> **Dataset records**:
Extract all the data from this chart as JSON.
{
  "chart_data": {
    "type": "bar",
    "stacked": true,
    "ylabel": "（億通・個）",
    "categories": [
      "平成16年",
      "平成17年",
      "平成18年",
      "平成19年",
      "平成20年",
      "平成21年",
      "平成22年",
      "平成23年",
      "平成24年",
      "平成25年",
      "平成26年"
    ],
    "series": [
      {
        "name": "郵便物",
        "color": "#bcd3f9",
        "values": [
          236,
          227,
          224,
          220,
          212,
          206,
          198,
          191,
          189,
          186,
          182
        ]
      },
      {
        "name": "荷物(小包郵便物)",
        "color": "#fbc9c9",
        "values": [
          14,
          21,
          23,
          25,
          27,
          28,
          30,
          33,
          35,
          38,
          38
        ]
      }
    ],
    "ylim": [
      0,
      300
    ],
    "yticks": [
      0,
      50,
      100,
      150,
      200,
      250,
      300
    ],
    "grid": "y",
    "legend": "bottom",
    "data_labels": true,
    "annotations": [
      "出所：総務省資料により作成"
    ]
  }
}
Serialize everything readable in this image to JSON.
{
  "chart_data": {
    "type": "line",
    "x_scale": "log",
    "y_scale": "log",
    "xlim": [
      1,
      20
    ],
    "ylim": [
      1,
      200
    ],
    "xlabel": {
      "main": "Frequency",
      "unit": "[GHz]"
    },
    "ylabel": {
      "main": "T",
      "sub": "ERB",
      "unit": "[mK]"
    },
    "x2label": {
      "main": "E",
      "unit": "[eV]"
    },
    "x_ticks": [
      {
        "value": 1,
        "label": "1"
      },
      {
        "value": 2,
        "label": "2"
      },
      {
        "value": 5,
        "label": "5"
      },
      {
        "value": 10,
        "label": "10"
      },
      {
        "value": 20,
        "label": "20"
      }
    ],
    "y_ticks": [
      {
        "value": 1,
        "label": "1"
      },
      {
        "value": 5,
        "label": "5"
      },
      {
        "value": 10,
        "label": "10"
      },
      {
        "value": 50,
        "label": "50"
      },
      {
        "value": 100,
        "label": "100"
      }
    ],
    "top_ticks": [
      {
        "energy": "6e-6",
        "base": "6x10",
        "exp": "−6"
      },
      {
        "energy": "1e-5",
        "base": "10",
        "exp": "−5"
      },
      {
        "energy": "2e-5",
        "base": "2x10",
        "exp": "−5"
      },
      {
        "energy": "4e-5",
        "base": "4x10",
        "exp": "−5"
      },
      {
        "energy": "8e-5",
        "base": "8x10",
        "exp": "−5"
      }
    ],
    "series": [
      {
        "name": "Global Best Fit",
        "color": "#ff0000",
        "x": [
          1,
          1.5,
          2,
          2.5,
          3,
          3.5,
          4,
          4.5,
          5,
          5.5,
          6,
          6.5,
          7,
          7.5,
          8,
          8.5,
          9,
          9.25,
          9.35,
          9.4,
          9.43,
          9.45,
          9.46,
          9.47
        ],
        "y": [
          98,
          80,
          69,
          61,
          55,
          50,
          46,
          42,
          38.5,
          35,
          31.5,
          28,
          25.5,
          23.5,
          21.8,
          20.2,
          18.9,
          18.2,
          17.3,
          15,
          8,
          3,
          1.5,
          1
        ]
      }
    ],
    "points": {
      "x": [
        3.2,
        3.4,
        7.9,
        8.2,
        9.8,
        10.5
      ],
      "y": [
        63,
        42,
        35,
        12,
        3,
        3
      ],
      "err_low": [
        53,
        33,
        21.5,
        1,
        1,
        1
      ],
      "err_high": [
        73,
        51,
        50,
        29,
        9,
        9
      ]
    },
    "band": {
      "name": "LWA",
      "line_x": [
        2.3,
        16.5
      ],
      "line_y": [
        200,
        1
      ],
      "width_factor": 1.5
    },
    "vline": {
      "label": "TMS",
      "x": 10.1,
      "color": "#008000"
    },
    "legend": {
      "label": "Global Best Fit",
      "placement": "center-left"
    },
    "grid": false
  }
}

> **What to work on**:
Look through the listing above. Pick out each line with "Best" and copy it.

> **Response for this exercise**:
        "name": "Global Best Fit",
      "label": "Global Best Fit",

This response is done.